List each line of the data that holds the string "后续立项", please.

▶

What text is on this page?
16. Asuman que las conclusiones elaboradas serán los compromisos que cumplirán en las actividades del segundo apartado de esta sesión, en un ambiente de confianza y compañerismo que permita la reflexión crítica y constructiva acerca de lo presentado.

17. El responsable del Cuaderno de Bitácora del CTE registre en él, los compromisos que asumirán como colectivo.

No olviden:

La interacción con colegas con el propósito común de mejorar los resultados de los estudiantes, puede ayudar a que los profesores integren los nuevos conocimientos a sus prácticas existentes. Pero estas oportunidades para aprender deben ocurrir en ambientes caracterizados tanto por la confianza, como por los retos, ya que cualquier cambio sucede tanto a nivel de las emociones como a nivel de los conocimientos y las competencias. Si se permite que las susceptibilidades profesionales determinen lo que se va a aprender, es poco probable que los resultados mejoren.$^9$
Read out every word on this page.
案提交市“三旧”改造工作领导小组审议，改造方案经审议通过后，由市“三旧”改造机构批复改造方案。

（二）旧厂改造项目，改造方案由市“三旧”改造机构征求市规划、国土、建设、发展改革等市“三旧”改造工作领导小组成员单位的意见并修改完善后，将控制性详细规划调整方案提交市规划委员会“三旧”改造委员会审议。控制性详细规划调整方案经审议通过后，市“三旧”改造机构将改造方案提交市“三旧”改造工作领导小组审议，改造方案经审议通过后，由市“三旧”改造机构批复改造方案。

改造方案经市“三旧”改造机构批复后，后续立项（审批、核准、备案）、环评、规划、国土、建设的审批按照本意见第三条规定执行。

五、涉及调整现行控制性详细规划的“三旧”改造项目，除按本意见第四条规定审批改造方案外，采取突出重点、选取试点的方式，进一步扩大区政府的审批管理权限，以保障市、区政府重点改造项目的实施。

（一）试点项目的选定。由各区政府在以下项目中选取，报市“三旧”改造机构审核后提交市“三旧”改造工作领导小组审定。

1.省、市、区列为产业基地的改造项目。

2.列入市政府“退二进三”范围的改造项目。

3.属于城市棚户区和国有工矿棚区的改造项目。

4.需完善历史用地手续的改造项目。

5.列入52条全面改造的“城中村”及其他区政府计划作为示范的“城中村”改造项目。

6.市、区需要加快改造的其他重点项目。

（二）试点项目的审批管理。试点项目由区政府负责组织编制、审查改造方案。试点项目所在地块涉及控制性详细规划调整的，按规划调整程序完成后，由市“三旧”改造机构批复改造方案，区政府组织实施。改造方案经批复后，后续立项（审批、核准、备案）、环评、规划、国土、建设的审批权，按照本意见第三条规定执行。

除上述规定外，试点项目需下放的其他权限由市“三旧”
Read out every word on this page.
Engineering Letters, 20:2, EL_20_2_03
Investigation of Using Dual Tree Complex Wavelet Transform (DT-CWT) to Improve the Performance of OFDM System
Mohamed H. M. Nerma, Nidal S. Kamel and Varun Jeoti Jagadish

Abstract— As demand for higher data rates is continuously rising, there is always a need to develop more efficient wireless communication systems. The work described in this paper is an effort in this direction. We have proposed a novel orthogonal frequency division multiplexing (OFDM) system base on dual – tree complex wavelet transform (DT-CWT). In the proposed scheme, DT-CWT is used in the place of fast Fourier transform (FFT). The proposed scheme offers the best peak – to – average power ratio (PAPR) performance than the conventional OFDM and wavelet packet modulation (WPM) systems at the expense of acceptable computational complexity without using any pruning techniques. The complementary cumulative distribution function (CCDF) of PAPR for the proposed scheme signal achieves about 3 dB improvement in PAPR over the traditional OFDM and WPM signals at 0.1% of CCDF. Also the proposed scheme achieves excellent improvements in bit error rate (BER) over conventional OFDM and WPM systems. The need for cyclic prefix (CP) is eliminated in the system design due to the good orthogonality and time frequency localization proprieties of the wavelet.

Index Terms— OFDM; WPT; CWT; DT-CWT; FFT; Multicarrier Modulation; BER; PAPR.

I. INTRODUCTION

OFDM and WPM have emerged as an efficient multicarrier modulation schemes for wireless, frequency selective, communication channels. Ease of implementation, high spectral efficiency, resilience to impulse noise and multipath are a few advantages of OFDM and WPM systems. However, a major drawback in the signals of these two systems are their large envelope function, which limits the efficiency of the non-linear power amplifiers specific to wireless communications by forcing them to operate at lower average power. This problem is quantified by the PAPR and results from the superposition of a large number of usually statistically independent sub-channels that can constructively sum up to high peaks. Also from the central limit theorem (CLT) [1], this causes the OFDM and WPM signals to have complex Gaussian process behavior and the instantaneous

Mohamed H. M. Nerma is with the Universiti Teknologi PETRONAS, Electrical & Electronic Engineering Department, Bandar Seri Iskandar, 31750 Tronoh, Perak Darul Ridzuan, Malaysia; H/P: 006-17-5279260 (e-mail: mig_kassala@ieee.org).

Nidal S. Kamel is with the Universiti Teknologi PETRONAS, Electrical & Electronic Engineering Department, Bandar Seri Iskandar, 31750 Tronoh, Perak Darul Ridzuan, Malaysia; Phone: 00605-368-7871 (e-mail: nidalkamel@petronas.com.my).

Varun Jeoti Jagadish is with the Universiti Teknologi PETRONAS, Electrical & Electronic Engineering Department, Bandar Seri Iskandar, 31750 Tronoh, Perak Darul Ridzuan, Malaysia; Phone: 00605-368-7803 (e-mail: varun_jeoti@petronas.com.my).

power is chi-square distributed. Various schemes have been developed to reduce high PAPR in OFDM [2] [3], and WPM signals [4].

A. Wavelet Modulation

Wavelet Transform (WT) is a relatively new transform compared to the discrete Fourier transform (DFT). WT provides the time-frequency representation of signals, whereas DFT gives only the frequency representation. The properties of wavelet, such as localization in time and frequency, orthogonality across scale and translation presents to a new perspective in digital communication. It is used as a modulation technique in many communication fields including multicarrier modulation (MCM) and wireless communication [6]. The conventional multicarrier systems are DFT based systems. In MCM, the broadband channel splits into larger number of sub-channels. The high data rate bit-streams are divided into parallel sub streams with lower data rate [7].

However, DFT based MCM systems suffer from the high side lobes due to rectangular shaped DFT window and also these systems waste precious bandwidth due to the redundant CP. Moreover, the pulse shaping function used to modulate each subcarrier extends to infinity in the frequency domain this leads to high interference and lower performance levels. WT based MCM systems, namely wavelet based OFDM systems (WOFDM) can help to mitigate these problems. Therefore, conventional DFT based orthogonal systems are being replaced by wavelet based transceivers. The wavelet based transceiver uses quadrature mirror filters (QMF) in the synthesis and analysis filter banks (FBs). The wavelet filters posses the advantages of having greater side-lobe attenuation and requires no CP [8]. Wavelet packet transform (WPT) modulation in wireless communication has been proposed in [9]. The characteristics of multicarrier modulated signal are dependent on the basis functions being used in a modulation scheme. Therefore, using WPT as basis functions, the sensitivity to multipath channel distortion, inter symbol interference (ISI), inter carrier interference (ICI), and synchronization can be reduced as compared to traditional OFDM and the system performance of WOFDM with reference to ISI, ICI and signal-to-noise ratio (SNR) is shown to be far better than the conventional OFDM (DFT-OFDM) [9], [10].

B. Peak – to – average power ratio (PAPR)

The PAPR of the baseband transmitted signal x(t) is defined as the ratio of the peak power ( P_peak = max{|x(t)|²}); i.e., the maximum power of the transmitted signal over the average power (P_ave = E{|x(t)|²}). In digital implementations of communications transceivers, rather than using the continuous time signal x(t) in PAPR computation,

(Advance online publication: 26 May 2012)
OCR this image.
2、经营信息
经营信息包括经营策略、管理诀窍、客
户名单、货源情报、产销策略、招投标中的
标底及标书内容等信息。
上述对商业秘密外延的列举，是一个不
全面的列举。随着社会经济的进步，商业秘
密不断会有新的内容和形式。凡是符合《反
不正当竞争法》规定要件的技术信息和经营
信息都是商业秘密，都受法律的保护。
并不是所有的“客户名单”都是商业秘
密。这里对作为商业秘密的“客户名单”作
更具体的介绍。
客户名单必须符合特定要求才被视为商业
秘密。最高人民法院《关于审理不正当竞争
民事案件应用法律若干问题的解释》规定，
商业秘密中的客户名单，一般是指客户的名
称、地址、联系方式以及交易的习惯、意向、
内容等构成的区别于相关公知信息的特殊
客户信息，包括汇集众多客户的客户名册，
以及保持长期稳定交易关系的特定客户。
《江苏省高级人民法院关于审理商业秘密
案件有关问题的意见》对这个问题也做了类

◀

Solution to this task:
改造方案经市“三旧”改造机构批复后，后续立项（审批、核准、备案）、环评、规划、国土、建设的审批按照本意见第三条规定执行。
（二）试点项目的审批管理。试点项目由区政府负责组织编制、审查改造方案。试点项目所在地块涉及控制性详细规划调整的，按规划调整程序完成后，由市“三旧”改造机构批复改造方案，区政府组织实施。改造方案经批复后，后续立项（审批、核准、备案）、环评、规划、国土、建设的审批权，按照本意见第三条规定执行。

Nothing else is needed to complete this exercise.